◆ **INFORMATION PROVIDED**:
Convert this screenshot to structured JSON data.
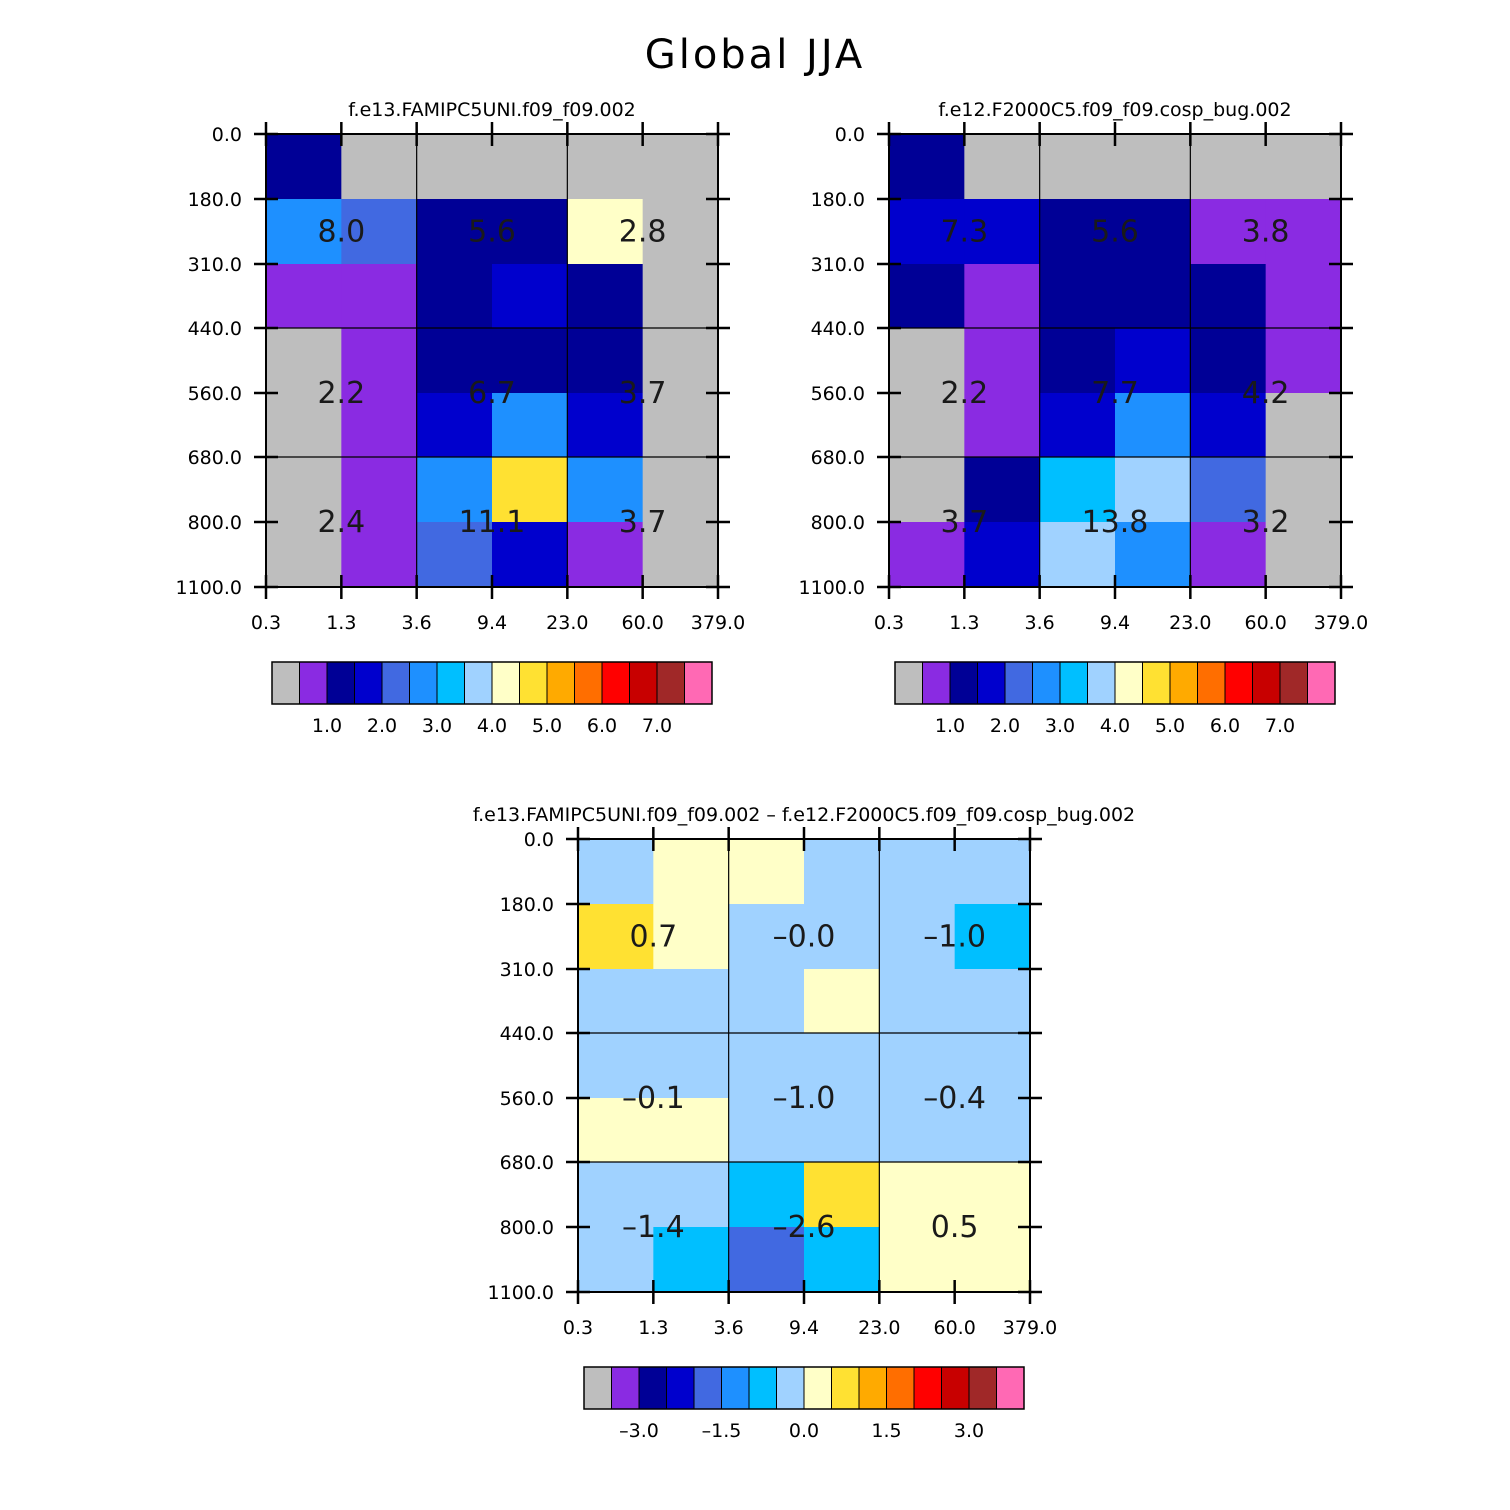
{
  "title": "Global JJA",
  "palette": [
    "#bebebe",
    "#8a2be2",
    "#000096",
    "#0000cd",
    "#4169e1",
    "#1e90ff",
    "#00bfff",
    "#a0d2ff",
    "#ffffc8",
    "#ffe132",
    "#ffaa00",
    "#ff6e00",
    "#ff0000",
    "#c80000",
    "#a02828",
    "#ff69b4"
  ],
  "chart_data": [
    {
      "type": "heatmap",
      "title": "f.e13.FAMIPC5UNI.f09_f09.002",
      "x_ticks": [
        "0.3",
        "1.3",
        "3.6",
        "9.4",
        "23.0",
        "60.0",
        "379.0"
      ],
      "y_ticks": [
        "0.0",
        "180.0",
        "310.0",
        "440.0",
        "560.0",
        "680.0",
        "800.0",
        "1100.0"
      ],
      "cell_colors": [
        [
          2,
          0,
          0,
          0,
          0,
          0
        ],
        [
          5,
          4,
          2,
          2,
          8,
          0
        ],
        [
          1,
          1,
          2,
          3,
          2,
          0
        ],
        [
          0,
          1,
          2,
          2,
          2,
          0
        ],
        [
          0,
          1,
          3,
          5,
          3,
          0
        ],
        [
          0,
          1,
          5,
          9,
          5,
          0
        ],
        [
          0,
          1,
          4,
          3,
          1,
          0
        ]
      ],
      "annotations": [
        {
          "row": 0,
          "col": 0,
          "text": "8.0"
        },
        {
          "row": 0,
          "col": 1,
          "text": "5.6"
        },
        {
          "row": 0,
          "col": 2,
          "text": "2.8"
        },
        {
          "row": 1,
          "col": 0,
          "text": "2.2"
        },
        {
          "row": 1,
          "col": 1,
          "text": "6.7"
        },
        {
          "row": 1,
          "col": 2,
          "text": "3.7"
        },
        {
          "row": 2,
          "col": 0,
          "text": "2.4"
        },
        {
          "row": 2,
          "col": 1,
          "text": "11.1"
        },
        {
          "row": 2,
          "col": 2,
          "text": "3.7"
        }
      ],
      "colorbar": {
        "labels": [
          "1.0",
          "2.0",
          "3.0",
          "4.0",
          "5.0",
          "6.0",
          "7.0"
        ],
        "label_start_boundary": 2
      }
    },
    {
      "type": "heatmap",
      "title": "f.e12.F2000C5.f09_f09.cosp_bug.002",
      "x_ticks": [
        "0.3",
        "1.3",
        "3.6",
        "9.4",
        "23.0",
        "60.0",
        "379.0"
      ],
      "y_ticks": [
        "0.0",
        "180.0",
        "310.0",
        "440.0",
        "560.0",
        "680.0",
        "800.0",
        "1100.0"
      ],
      "cell_colors": [
        [
          2,
          0,
          0,
          0,
          0,
          0
        ],
        [
          3,
          3,
          2,
          2,
          1,
          1
        ],
        [
          2,
          1,
          2,
          2,
          2,
          1
        ],
        [
          0,
          1,
          2,
          3,
          2,
          1
        ],
        [
          0,
          1,
          3,
          5,
          3,
          0
        ],
        [
          0,
          2,
          6,
          7,
          4,
          0
        ],
        [
          1,
          3,
          7,
          5,
          1,
          0
        ]
      ],
      "annotations": [
        {
          "row": 0,
          "col": 0,
          "text": "7.3"
        },
        {
          "row": 0,
          "col": 1,
          "text": "5.6"
        },
        {
          "row": 0,
          "col": 2,
          "text": "3.8"
        },
        {
          "row": 1,
          "col": 0,
          "text": "2.2"
        },
        {
          "row": 1,
          "col": 1,
          "text": "7.7"
        },
        {
          "row": 1,
          "col": 2,
          "text": "4.2"
        },
        {
          "row": 2,
          "col": 0,
          "text": "3.7"
        },
        {
          "row": 2,
          "col": 1,
          "text": "13.8"
        },
        {
          "row": 2,
          "col": 2,
          "text": "3.2"
        }
      ],
      "colorbar": {
        "labels": [
          "1.0",
          "2.0",
          "3.0",
          "4.0",
          "5.0",
          "6.0",
          "7.0"
        ],
        "label_start_boundary": 2
      }
    },
    {
      "type": "heatmap",
      "title": "f.e13.FAMIPC5UNI.f09_f09.002 – f.e12.F2000C5.f09_f09.cosp_bug.002",
      "x_ticks": [
        "0.3",
        "1.3",
        "3.6",
        "9.4",
        "23.0",
        "60.0",
        "379.0"
      ],
      "y_ticks": [
        "0.0",
        "180.0",
        "310.0",
        "440.0",
        "560.0",
        "680.0",
        "800.0",
        "1100.0"
      ],
      "cell_colors": [
        [
          7,
          8,
          8,
          7,
          7,
          7
        ],
        [
          9,
          8,
          7,
          7,
          7,
          6
        ],
        [
          7,
          7,
          7,
          8,
          7,
          7
        ],
        [
          7,
          7,
          7,
          7,
          7,
          7
        ],
        [
          8,
          8,
          7,
          7,
          7,
          7
        ],
        [
          7,
          7,
          6,
          9,
          8,
          8
        ],
        [
          7,
          6,
          4,
          6,
          8,
          8
        ]
      ],
      "annotations": [
        {
          "row": 0,
          "col": 0,
          "text": "0.7"
        },
        {
          "row": 0,
          "col": 1,
          "text": "–0.0"
        },
        {
          "row": 0,
          "col": 2,
          "text": "–1.0"
        },
        {
          "row": 1,
          "col": 0,
          "text": "–0.1"
        },
        {
          "row": 1,
          "col": 1,
          "text": "–1.0"
        },
        {
          "row": 1,
          "col": 2,
          "text": "–0.4"
        },
        {
          "row": 2,
          "col": 0,
          "text": "–1.4"
        },
        {
          "row": 2,
          "col": 1,
          "text": "–2.6"
        },
        {
          "row": 2,
          "col": 2,
          "text": "0.5"
        }
      ],
      "colorbar": {
        "labels": [
          "–3.0",
          "–1.5",
          "0.0",
          "1.5",
          "3.0"
        ],
        "label_start_boundary": 2
      }
    }
  ]
}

◆ **AIM**: Retype all of the entries exactly as written, leaving out any images.

◆ **CORRECT OUTPUT**:
Convert this screenshot to structured JSON data.
{
  "title": "Global JJA",
  "palette": [
    "#bebebe",
    "#8a2be2",
    "#000096",
    "#0000cd",
    "#4169e1",
    "#1e90ff",
    "#00bfff",
    "#a0d2ff",
    "#ffffc8",
    "#ffe132",
    "#ffaa00",
    "#ff6e00",
    "#ff0000",
    "#c80000",
    "#a02828",
    "#ff69b4"
  ],
  "chart_data": [
    {
      "type": "heatmap",
      "title": "f.e13.FAMIPC5UNI.f09_f09.002",
      "x_ticks": [
        "0.3",
        "1.3",
        "3.6",
        "9.4",
        "23.0",
        "60.0",
        "379.0"
      ],
      "y_ticks": [
        "0.0",
        "180.0",
        "310.0",
        "440.0",
        "560.0",
        "680.0",
        "800.0",
        "1100.0"
      ],
      "cell_colors": [
        [
          2,
          0,
          0,
          0,
          0,
          0
        ],
        [
          5,
          4,
          2,
          2,
          8,
          0
        ],
        [
          1,
          1,
          2,
          3,
          2,
          0
        ],
        [
          0,
          1,
          2,
          2,
          2,
          0
        ],
        [
          0,
          1,
          3,
          5,
          3,
          0
        ],
        [
          0,
          1,
          5,
          9,
          5,
          0
        ],
        [
          0,
          1,
          4,
          3,
          1,
          0
        ]
      ],
      "annotations": [
        {
          "row": 0,
          "col": 0,
          "text": "8.0"
        },
        {
          "row": 0,
          "col": 1,
          "text": "5.6"
        },
        {
          "row": 0,
          "col": 2,
          "text": "2.8"
        },
        {
          "row": 1,
          "col": 0,
          "text": "2.2"
        },
        {
          "row": 1,
          "col": 1,
          "text": "6.7"
        },
        {
          "row": 1,
          "col": 2,
          "text": "3.7"
        },
        {
          "row": 2,
          "col": 0,
          "text": "2.4"
        },
        {
          "row": 2,
          "col": 1,
          "text": "11.1"
        },
        {
          "row": 2,
          "col": 2,
          "text": "3.7"
        }
      ],
      "colorbar": {
        "labels": [
          "1.0",
          "2.0",
          "3.0",
          "4.0",
          "5.0",
          "6.0",
          "7.0"
        ],
        "label_start_boundary": 2
      }
    },
    {
      "type": "heatmap",
      "title": "f.e12.F2000C5.f09_f09.cosp_bug.002",
      "x_ticks": [
        "0.3",
        "1.3",
        "3.6",
        "9.4",
        "23.0",
        "60.0",
        "379.0"
      ],
      "y_ticks": [
        "0.0",
        "180.0",
        "310.0",
        "440.0",
        "560.0",
        "680.0",
        "800.0",
        "1100.0"
      ],
      "cell_colors": [
        [
          2,
          0,
          0,
          0,
          0,
          0
        ],
        [
          3,
          3,
          2,
          2,
          1,
          1
        ],
        [
          2,
          1,
          2,
          2,
          2,
          1
        ],
        [
          0,
          1,
          2,
          3,
          2,
          1
        ],
        [
          0,
          1,
          3,
          5,
          3,
          0
        ],
        [
          0,
          2,
          6,
          7,
          4,
          0
        ],
        [
          1,
          3,
          7,
          5,
          1,
          0
        ]
      ],
      "annotations": [
        {
          "row": 0,
          "col": 0,
          "text": "7.3"
        },
        {
          "row": 0,
          "col": 1,
          "text": "5.6"
        },
        {
          "row": 0,
          "col": 2,
          "text": "3.8"
        },
        {
          "row": 1,
          "col": 0,
          "text": "2.2"
        },
        {
          "row": 1,
          "col": 1,
          "text": "7.7"
        },
        {
          "row": 1,
          "col": 2,
          "text": "4.2"
        },
        {
          "row": 2,
          "col": 0,
          "text": "3.7"
        },
        {
          "row": 2,
          "col": 1,
          "text": "13.8"
        },
        {
          "row": 2,
          "col": 2,
          "text": "3.2"
        }
      ],
      "colorbar": {
        "labels": [
          "1.0",
          "2.0",
          "3.0",
          "4.0",
          "5.0",
          "6.0",
          "7.0"
        ],
        "label_start_boundary": 2
      }
    },
    {
      "type": "heatmap",
      "title": "f.e13.FAMIPC5UNI.f09_f09.002 – f.e12.F2000C5.f09_f09.cosp_bug.002",
      "x_ticks": [
        "0.3",
        "1.3",
        "3.6",
        "9.4",
        "23.0",
        "60.0",
        "379.0"
      ],
      "y_ticks": [
        "0.0",
        "180.0",
        "310.0",
        "440.0",
        "560.0",
        "680.0",
        "800.0",
        "1100.0"
      ],
      "cell_colors": [
        [
          7,
          8,
          8,
          7,
          7,
          7
        ],
        [
          9,
          8,
          7,
          7,
          7,
          6
        ],
        [
          7,
          7,
          7,
          8,
          7,
          7
        ],
        [
          7,
          7,
          7,
          7,
          7,
          7
        ],
        [
          8,
          8,
          7,
          7,
          7,
          7
        ],
        [
          7,
          7,
          6,
          9,
          8,
          8
        ],
        [
          7,
          6,
          4,
          6,
          8,
          8
        ]
      ],
      "annotations": [
        {
          "row": 0,
          "col": 0,
          "text": "0.7"
        },
        {
          "row": 0,
          "col": 1,
          "text": "–0.0"
        },
        {
          "row": 0,
          "col": 2,
          "text": "–1.0"
        },
        {
          "row": 1,
          "col": 0,
          "text": "–0.1"
        },
        {
          "row": 1,
          "col": 1,
          "text": "–1.0"
        },
        {
          "row": 1,
          "col": 2,
          "text": "–0.4"
        },
        {
          "row": 2,
          "col": 0,
          "text": "–1.4"
        },
        {
          "row": 2,
          "col": 1,
          "text": "–2.6"
        },
        {
          "row": 2,
          "col": 2,
          "text": "0.5"
        }
      ],
      "colorbar": {
        "labels": [
          "–3.0",
          "–1.5",
          "0.0",
          "1.5",
          "3.0"
        ],
        "label_start_boundary": 2
      }
    }
  ]
}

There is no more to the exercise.